▸ DATA FOR PROCESSING:
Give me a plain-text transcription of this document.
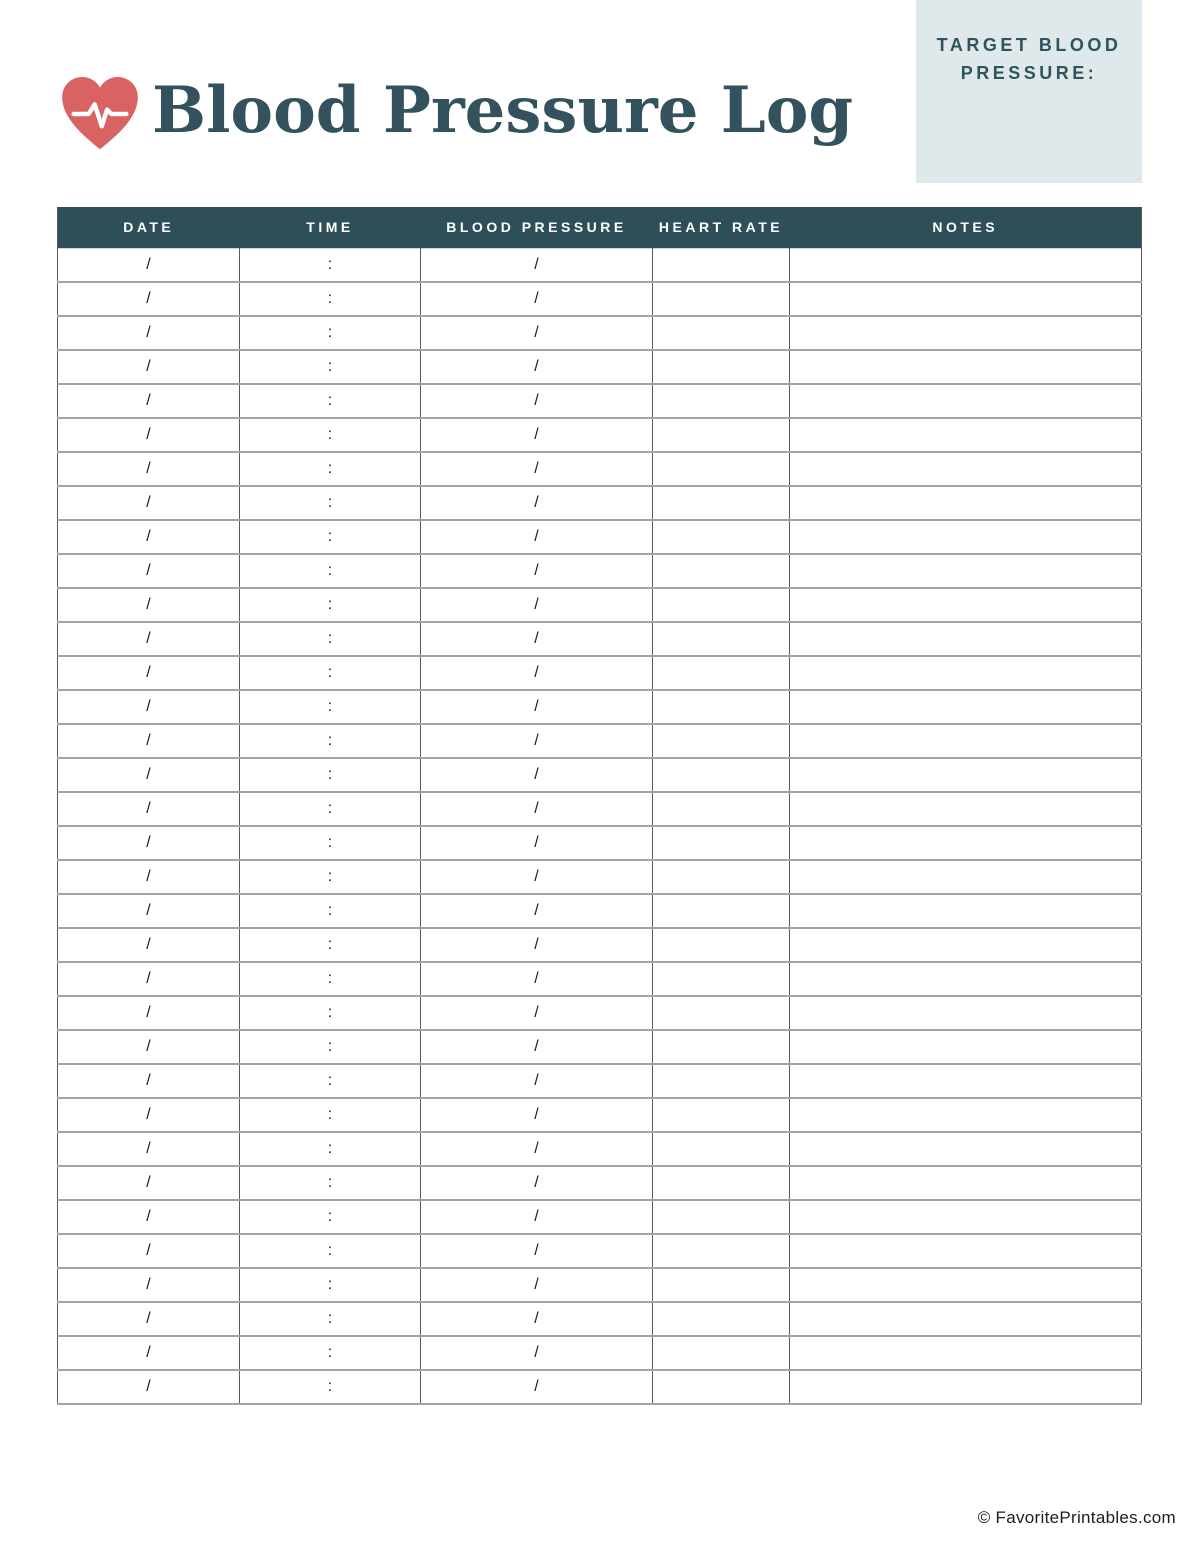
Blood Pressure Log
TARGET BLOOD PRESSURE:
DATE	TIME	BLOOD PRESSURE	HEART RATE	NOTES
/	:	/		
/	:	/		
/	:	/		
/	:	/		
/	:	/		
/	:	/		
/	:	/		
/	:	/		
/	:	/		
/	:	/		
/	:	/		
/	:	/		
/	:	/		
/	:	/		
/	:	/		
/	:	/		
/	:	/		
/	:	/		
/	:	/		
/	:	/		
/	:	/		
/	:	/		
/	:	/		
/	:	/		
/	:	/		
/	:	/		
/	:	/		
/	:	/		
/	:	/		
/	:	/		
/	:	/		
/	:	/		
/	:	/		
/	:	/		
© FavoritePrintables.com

▸ WORK TO COMPLETE: All preceding records should be duplicated verbatim, images excepted.

▸ EXPECTED ANSWER:
Give me a plain-text transcription of this document.
Blood Pressure Log
TARGET BLOOD PRESSURE:
DATE	TIME	BLOOD PRESSURE	HEART RATE	NOTES
/	:	/		
/	:	/		
/	:	/		
/	:	/		
/	:	/		
/	:	/		
/	:	/		
/	:	/		
/	:	/		
/	:	/		
/	:	/		
/	:	/		
/	:	/		
/	:	/		
/	:	/		
/	:	/		
/	:	/		
/	:	/		
/	:	/		
/	:	/		
/	:	/		
/	:	/		
/	:	/		
/	:	/		
/	:	/		
/	:	/		
/	:	/		
/	:	/		
/	:	/		
/	:	/		
/	:	/		
/	:	/		
/	:	/		
/	:	/		
© FavoritePrintables.com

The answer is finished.